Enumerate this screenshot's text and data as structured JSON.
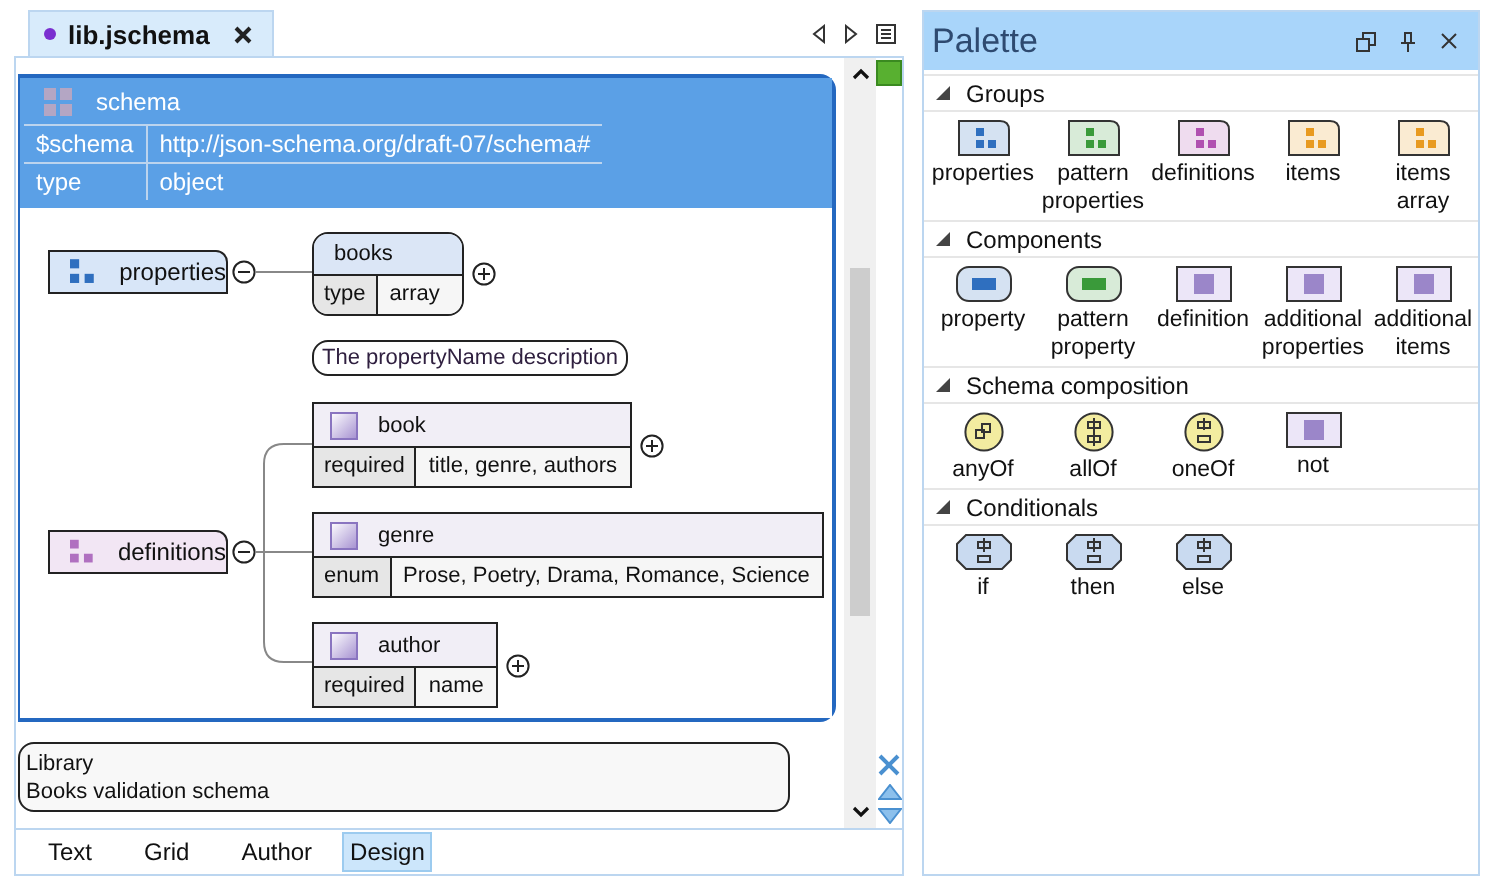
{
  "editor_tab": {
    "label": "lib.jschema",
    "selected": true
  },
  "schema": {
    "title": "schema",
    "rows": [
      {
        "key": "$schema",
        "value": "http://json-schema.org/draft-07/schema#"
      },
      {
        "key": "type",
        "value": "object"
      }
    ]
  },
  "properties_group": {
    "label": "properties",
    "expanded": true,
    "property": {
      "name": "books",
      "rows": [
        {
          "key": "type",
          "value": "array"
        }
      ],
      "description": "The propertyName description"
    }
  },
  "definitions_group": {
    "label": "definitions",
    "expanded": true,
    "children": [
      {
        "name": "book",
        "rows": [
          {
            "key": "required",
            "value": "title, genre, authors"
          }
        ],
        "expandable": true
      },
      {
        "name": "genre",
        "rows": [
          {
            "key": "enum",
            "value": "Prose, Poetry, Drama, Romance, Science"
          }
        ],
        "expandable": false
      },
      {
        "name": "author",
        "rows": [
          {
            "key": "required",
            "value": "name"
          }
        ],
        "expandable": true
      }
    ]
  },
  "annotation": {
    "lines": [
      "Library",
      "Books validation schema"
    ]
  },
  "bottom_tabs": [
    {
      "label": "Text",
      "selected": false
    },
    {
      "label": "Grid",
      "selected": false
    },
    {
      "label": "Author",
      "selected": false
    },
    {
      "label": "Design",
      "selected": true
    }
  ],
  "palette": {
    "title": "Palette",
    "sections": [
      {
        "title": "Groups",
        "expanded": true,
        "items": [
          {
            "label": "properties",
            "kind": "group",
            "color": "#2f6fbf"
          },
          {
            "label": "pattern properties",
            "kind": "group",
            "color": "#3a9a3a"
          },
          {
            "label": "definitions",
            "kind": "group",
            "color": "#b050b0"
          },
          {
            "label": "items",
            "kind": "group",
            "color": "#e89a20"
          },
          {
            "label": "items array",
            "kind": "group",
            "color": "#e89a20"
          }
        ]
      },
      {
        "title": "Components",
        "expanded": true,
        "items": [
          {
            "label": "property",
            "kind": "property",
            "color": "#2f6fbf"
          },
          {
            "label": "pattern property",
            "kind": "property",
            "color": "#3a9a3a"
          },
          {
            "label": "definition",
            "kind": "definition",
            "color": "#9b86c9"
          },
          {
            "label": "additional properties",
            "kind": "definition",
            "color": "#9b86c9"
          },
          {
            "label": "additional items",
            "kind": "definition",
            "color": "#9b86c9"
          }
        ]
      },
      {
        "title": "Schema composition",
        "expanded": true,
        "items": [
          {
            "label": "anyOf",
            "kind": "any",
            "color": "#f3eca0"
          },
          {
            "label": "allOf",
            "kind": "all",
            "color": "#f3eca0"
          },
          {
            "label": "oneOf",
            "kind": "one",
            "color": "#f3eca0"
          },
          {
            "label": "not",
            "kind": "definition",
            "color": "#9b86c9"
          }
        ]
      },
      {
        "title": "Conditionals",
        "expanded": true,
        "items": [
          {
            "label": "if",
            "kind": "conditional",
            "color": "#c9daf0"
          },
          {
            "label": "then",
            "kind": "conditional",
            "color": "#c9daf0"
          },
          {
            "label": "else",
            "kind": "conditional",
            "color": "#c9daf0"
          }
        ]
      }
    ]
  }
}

■ AIM ■
Read the entries and pick out all lines that include the word "value".

■ CORRECT RESPONSE ■
        "value": "http://json-schema.org/draft-07/schema#"
        "value": "object"
          "value": "array"
            "value": "title, genre, authors"
            "value": "Prose, Poetry, Drama, Romance, Science"
            "value": "name"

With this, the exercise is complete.